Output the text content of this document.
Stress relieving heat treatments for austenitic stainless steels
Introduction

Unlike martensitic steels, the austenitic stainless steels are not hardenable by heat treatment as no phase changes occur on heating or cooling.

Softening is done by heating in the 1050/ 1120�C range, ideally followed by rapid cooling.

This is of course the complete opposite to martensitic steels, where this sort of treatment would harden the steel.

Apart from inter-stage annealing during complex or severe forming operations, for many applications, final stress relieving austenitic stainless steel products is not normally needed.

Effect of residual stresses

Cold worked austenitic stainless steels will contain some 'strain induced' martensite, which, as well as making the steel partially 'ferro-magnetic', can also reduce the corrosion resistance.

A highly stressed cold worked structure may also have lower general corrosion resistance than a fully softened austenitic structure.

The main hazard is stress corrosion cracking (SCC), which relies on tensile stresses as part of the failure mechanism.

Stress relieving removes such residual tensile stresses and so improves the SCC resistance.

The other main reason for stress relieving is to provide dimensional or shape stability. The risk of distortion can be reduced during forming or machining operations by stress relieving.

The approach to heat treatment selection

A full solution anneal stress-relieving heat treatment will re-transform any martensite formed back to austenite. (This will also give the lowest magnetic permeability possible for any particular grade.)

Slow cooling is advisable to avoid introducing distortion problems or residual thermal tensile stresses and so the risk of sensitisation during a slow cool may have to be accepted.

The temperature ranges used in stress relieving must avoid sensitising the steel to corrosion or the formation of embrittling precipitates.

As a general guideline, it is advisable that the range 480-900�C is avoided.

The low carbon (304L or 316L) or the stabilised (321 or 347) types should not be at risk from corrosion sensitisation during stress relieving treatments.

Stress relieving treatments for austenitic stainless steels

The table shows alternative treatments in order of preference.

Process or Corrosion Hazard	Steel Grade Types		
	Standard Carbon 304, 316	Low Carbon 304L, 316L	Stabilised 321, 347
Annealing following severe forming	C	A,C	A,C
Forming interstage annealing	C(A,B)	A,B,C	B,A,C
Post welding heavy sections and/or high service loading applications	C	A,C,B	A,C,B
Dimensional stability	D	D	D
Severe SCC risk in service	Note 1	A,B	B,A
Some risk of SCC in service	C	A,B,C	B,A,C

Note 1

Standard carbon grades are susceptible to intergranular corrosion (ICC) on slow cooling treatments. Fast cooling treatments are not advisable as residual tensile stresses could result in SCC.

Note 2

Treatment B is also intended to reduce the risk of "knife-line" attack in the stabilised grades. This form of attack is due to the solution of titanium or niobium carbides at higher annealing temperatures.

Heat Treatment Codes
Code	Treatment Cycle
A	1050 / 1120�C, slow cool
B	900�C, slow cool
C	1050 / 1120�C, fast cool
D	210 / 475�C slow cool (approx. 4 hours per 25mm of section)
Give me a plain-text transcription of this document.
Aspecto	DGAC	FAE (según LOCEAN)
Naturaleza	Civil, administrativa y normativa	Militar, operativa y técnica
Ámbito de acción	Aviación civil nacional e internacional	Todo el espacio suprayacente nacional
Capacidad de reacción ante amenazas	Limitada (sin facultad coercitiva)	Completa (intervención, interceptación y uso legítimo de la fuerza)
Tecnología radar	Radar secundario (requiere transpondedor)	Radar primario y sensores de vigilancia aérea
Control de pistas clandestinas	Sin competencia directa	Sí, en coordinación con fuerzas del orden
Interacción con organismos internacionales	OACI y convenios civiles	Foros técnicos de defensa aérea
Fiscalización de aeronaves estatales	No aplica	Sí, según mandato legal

### WHAT TO DO
Write out the whole listing exactly.

### EXERCISE ANSWER
Output the text content of this document.
Stress relieving heat treatments for austenitic stainless steels
Introduction

Unlike martensitic steels, the austenitic stainless steels are not hardenable by heat treatment as no phase changes occur on heating or cooling.

Softening is done by heating in the 1050/ 1120�C range, ideally followed by rapid cooling.

This is of course the complete opposite to martensitic steels, where this sort of treatment would harden the steel.

Apart from inter-stage annealing during complex or severe forming operations, for many applications, final stress relieving austenitic stainless steel products is not normally needed.

Effect of residual stresses

Cold worked austenitic stainless steels will contain some 'strain induced' martensite, which, as well as making the steel partially 'ferro-magnetic', can also reduce the corrosion resistance.

A highly stressed cold worked structure may also have lower general corrosion resistance than a fully softened austenitic structure.

The main hazard is stress corrosion cracking (SCC), which relies on tensile stresses as part of the failure mechanism.

Stress relieving removes such residual tensile stresses and so improves the SCC resistance.

The other main reason for stress relieving is to provide dimensional or shape stability. The risk of distortion can be reduced during forming or machining operations by stress relieving.

The approach to heat treatment selection

A full solution anneal stress-relieving heat treatment will re-transform any martensite formed back to austenite. (This will also give the lowest magnetic permeability possible for any particular grade.)

Slow cooling is advisable to avoid introducing distortion problems or residual thermal tensile stresses and so the risk of sensitisation during a slow cool may have to be accepted.

The temperature ranges used in stress relieving must avoid sensitising the steel to corrosion or the formation of embrittling precipitates.

As a general guideline, it is advisable that the range 480-900�C is avoided.

The low carbon (304L or 316L) or the stabilised (321 or 347) types should not be at risk from corrosion sensitisation during stress relieving treatments.

Stress relieving treatments for austenitic stainless steels

The table shows alternative treatments in order of preference.

Process or Corrosion Hazard	Steel Grade Types		
	Standard Carbon 304, 316	Low Carbon 304L, 316L	Stabilised 321, 347
Annealing following severe forming	C	A,C	A,C
Forming interstage annealing	C(A,B)	A,B,C	B,A,C
Post welding heavy sections and/or high service loading applications	C	A,C,B	A,C,B
Dimensional stability	D	D	D
Severe SCC risk in service	Note 1	A,B	B,A
Some risk of SCC in service	C	A,B,C	B,A,C

Note 1

Standard carbon grades are susceptible to intergranular corrosion (ICC) on slow cooling treatments. Fast cooling treatments are not advisable as residual tensile stresses could result in SCC.

Note 2

Treatment B is also intended to reduce the risk of "knife-line" attack in the stabilised grades. This form of attack is due to the solution of titanium or niobium carbides at higher annealing temperatures.

Heat Treatment Codes
Code	Treatment Cycle
A	1050 / 1120�C, slow cool
B	900�C, slow cool
C	1050 / 1120�C, fast cool
D	210 / 475�C slow cool (approx. 4 hours per 25mm of section)
Give me a plain-text transcription of this document.
Aspecto	DGAC	FAE (según LOCEAN)
Naturaleza	Civil, administrativa y normativa	Militar, operativa y técnica
Ámbito de acción	Aviación civil nacional e internacional	Todo el espacio suprayacente nacional
Capacidad de reacción ante amenazas	Limitada (sin facultad coercitiva)	Completa (intervención, interceptación y uso legítimo de la fuerza)
Tecnología radar	Radar secundario (requiere transpondedor)	Radar primario y sensores de vigilancia aérea
Control de pistas clandestinas	Sin competencia directa	Sí, en coordinación con fuerzas del orden
Interacción con organismos internacionales	OACI y convenios civiles	Foros técnicos de defensa aérea
Fiscalización de aeronaves estatales	No aplica	Sí, según mandato legal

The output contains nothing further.